◆ **Aim**
Find the lines below that contain the string "name". Copy each one.

▬▬▬▬▬▬

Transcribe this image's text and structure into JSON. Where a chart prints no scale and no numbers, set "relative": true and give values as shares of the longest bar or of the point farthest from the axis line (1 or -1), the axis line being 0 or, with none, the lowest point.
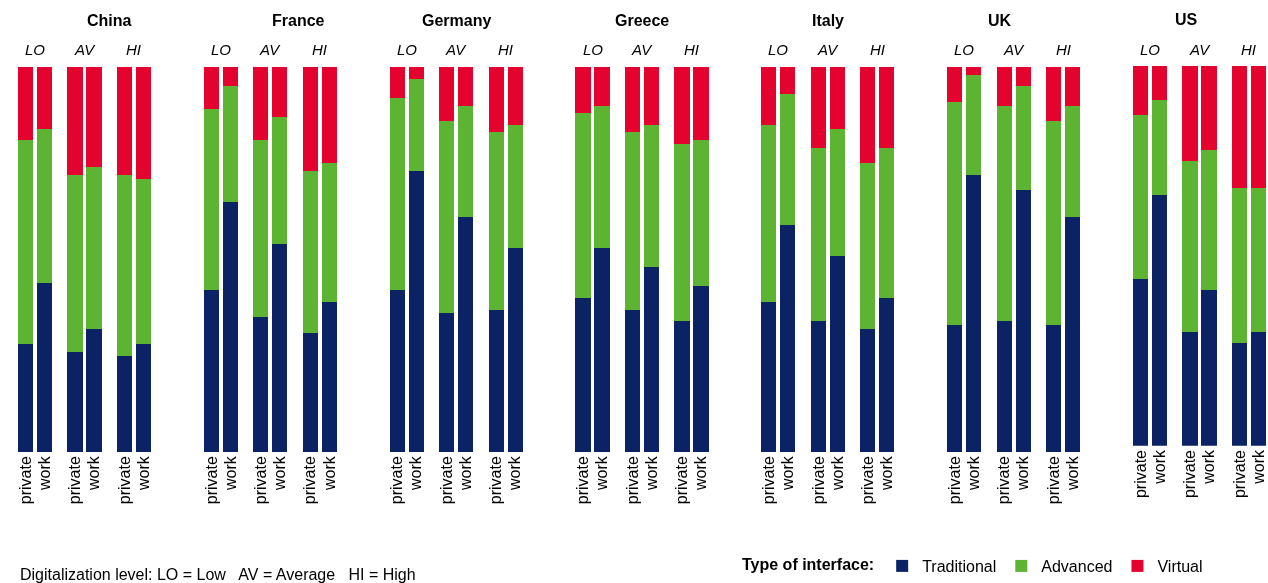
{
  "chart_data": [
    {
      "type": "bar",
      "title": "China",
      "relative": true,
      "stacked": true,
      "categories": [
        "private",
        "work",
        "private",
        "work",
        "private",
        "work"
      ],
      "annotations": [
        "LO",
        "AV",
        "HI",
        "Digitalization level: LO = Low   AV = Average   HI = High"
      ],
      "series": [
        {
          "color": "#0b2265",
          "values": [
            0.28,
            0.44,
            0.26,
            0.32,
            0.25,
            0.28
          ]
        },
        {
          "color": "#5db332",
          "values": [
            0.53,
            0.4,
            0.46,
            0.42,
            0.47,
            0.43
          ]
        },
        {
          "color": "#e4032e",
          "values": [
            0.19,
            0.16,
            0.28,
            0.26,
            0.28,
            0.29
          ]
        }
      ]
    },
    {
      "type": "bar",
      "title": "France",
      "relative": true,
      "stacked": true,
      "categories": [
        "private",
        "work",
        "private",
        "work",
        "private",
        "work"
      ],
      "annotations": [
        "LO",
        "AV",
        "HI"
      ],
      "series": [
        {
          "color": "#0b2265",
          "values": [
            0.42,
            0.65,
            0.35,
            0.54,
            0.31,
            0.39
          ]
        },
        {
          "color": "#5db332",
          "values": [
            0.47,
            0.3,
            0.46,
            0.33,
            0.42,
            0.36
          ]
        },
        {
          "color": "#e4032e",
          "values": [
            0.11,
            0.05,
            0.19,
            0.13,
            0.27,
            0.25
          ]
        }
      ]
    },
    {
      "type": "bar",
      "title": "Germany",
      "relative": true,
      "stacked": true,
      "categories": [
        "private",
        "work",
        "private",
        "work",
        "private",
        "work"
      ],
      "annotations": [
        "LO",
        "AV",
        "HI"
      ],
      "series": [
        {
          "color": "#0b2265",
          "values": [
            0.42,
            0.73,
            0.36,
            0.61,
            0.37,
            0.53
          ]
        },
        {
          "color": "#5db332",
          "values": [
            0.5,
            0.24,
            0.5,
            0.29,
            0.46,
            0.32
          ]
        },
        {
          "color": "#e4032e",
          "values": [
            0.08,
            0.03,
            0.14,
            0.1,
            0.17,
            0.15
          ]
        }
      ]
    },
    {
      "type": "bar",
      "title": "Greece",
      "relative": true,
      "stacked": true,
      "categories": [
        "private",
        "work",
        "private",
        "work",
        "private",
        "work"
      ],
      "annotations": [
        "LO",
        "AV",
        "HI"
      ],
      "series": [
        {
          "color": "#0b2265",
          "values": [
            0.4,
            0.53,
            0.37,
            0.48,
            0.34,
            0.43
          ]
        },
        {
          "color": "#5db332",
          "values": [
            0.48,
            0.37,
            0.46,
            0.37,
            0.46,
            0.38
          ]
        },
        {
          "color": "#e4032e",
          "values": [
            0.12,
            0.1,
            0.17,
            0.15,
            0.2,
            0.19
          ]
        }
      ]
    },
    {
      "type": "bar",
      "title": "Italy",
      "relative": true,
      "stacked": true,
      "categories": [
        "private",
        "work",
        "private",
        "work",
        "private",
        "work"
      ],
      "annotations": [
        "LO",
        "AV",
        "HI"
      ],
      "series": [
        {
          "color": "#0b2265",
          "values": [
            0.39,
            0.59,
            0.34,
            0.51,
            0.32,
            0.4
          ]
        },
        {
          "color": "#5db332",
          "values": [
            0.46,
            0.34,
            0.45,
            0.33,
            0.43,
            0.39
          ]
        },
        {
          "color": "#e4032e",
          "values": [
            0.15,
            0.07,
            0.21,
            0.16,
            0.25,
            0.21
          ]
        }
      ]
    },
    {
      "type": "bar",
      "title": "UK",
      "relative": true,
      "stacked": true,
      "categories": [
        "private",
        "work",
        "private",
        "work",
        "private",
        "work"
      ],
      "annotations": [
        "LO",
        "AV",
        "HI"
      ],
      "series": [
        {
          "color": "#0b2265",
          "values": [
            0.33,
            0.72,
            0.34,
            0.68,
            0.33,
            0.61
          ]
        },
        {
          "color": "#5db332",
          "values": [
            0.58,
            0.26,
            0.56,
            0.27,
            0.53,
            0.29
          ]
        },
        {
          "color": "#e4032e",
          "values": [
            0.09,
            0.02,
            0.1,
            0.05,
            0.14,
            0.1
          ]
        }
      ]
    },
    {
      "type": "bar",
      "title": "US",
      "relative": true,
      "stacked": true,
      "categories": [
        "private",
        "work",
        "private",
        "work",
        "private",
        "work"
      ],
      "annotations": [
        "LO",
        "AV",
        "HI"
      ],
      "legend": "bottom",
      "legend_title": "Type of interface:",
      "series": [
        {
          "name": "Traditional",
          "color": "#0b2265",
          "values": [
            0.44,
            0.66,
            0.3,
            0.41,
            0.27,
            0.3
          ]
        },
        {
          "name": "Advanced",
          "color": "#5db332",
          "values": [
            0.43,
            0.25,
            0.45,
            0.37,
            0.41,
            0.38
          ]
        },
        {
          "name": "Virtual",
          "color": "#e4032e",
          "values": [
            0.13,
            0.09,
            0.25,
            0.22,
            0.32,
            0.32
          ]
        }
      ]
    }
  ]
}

▬▬▬▬▬▬

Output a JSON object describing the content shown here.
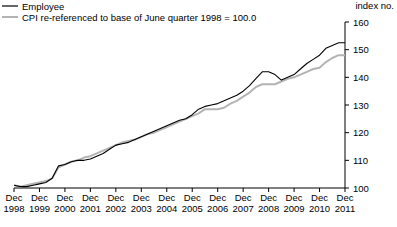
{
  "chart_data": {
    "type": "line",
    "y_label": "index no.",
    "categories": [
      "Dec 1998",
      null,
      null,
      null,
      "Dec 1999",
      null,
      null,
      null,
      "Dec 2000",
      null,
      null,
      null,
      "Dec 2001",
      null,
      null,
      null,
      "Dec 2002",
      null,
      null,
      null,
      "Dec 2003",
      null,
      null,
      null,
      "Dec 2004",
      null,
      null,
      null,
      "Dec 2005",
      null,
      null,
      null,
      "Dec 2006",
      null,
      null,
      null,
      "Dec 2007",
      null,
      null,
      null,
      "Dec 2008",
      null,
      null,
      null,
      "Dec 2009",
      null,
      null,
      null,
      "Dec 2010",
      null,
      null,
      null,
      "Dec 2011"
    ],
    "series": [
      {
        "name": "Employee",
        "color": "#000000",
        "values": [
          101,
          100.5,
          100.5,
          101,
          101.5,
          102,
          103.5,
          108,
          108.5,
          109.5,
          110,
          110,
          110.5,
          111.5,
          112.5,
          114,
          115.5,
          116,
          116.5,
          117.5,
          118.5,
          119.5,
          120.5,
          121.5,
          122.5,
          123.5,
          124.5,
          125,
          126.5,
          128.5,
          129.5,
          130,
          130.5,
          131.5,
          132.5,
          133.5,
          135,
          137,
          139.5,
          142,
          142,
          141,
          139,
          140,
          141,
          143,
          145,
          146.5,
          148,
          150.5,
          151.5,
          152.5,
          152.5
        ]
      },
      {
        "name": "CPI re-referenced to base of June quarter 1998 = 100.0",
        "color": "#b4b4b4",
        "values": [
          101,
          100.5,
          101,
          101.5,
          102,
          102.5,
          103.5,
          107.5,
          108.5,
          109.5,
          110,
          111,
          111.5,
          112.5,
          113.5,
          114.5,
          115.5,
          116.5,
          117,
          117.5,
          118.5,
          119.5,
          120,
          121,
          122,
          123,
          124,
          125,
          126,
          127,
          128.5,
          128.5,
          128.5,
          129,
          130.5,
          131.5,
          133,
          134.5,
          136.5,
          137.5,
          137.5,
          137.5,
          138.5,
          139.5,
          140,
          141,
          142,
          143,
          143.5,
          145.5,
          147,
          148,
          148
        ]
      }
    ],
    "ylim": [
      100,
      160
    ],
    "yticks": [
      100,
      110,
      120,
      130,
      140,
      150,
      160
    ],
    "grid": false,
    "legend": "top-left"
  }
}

▬▬▬▬▬▬

◆ **Response to the task**
          "name": "Traditional",
          "name": "Advanced",
          "name": "Virtual",
        "name": "Employee",
        "name": "CPI re-referenced to base of June quarter 1998 = 100.0",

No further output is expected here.